• DIRECTIVE: Spot each line in the records below where the word "from" occurs, then copy it.

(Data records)
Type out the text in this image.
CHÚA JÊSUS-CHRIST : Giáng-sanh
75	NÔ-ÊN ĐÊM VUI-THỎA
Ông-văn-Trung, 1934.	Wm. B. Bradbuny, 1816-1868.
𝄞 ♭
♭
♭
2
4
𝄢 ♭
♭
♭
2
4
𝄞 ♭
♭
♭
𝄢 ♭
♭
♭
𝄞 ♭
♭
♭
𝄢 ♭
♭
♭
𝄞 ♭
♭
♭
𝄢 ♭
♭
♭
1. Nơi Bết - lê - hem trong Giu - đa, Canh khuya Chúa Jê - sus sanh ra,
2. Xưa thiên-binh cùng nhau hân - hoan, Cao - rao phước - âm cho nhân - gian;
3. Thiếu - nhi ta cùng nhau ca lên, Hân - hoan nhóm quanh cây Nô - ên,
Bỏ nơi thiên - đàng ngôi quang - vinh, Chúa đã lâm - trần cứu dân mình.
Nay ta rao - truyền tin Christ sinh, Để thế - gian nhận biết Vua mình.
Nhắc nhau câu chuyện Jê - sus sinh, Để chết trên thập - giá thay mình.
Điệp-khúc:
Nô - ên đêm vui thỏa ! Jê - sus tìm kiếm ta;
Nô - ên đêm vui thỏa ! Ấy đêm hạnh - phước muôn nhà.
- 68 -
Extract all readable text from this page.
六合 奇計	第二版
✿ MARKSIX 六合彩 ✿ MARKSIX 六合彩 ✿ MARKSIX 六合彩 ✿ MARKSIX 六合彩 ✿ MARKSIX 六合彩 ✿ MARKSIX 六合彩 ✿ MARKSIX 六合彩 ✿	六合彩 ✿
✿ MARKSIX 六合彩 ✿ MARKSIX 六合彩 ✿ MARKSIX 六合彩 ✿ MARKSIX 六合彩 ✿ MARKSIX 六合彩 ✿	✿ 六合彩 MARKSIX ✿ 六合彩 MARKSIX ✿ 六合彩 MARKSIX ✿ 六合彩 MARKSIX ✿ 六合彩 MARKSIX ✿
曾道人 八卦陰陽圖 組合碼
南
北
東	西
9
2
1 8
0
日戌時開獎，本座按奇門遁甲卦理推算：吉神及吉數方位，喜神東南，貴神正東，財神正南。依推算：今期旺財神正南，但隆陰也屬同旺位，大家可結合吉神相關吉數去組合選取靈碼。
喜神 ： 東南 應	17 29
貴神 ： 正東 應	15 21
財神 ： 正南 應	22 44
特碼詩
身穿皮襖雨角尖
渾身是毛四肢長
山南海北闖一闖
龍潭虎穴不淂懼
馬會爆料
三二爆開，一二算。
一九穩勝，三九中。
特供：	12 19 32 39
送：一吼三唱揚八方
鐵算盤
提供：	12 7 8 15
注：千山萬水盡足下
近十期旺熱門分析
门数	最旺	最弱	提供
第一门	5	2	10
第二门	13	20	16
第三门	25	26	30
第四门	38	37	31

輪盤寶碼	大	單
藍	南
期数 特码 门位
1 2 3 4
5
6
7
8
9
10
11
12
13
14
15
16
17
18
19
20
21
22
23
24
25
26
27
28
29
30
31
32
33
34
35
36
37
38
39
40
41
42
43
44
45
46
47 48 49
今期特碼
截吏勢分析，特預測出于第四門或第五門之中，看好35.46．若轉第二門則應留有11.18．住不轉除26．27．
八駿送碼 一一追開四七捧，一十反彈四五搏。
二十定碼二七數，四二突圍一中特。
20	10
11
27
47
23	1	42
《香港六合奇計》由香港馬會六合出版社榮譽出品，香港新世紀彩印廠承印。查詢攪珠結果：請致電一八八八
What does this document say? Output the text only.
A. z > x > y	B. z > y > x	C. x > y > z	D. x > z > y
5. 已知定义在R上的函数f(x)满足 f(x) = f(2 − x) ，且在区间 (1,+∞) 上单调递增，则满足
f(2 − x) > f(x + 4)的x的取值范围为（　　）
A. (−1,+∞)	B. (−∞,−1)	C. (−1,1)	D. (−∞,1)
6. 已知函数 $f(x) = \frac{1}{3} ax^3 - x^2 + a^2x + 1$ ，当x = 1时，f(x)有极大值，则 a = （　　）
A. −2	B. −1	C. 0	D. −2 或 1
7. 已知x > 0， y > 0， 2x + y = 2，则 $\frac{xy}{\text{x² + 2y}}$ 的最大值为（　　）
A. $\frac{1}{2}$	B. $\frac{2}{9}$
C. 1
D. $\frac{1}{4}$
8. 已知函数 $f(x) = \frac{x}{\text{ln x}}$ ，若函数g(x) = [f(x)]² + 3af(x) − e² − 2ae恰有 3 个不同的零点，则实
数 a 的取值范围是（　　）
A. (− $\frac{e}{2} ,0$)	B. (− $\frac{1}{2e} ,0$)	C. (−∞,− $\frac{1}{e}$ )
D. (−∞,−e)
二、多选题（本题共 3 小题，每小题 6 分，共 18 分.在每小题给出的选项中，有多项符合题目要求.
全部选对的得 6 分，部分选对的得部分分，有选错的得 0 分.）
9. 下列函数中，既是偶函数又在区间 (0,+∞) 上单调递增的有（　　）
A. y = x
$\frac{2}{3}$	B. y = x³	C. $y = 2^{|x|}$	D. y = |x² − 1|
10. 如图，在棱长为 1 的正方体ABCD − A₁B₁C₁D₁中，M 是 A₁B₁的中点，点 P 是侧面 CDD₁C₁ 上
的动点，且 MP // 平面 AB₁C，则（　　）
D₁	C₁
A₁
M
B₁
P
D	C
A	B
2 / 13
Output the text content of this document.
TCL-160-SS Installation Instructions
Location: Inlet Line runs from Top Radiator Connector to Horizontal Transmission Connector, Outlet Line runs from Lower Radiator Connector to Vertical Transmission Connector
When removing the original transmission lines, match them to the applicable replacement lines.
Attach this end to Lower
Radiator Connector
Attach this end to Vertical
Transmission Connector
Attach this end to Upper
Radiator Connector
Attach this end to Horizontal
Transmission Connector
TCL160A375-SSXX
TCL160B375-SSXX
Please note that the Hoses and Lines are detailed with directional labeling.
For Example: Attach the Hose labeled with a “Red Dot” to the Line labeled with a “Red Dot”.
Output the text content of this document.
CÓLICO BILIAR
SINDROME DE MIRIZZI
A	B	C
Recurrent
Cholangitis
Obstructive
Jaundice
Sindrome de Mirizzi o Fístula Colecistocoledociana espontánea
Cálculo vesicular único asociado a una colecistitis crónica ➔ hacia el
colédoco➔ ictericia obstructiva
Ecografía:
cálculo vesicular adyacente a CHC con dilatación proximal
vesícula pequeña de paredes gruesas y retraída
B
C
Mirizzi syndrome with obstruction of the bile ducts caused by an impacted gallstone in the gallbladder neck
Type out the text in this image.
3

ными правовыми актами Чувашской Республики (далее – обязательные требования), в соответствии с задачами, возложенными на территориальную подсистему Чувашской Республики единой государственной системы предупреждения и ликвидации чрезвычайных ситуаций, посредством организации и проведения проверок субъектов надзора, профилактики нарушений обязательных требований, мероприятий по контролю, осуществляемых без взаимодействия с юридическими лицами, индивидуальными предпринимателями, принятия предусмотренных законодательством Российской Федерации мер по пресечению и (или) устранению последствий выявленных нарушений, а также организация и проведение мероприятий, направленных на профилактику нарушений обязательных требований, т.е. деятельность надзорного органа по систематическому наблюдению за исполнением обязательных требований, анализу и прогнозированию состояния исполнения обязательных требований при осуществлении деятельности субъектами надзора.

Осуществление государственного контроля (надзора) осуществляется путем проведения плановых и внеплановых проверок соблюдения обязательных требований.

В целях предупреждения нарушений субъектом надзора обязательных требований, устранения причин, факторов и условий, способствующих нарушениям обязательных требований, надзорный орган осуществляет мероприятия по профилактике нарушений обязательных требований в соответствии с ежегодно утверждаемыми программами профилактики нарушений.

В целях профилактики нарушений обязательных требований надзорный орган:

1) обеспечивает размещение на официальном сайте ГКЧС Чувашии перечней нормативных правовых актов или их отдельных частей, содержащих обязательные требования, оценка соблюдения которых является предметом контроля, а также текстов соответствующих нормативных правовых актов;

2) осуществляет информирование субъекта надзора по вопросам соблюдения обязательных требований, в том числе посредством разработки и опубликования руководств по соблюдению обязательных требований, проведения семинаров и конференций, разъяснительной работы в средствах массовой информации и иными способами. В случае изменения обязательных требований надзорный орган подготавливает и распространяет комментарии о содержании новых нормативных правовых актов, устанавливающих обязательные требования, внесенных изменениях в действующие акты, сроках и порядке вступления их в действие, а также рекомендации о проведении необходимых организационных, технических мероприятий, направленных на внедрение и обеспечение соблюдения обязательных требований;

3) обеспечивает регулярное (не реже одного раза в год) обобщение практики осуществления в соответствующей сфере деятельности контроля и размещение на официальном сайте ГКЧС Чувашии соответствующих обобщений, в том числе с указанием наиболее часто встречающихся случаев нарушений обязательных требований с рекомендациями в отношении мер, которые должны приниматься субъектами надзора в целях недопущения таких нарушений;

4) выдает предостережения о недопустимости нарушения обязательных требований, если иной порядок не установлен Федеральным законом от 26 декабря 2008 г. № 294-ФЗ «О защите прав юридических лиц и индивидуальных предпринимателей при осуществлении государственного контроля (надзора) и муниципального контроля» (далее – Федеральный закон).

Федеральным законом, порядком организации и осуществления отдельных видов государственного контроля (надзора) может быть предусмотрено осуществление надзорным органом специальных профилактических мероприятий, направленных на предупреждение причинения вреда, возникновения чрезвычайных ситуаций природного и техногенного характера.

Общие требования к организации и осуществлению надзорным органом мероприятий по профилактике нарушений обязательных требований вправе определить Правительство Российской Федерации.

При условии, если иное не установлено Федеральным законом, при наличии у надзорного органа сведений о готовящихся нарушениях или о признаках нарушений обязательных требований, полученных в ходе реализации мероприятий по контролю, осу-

• WRITTEN SOLUTION:
Extract all readable text from this page.
Location: Inlet Line runs from Top Radiator Connector to Horizontal Transmission Connector, Outlet Line runs from Lower Radiator Connector to Vertical Transmission Connector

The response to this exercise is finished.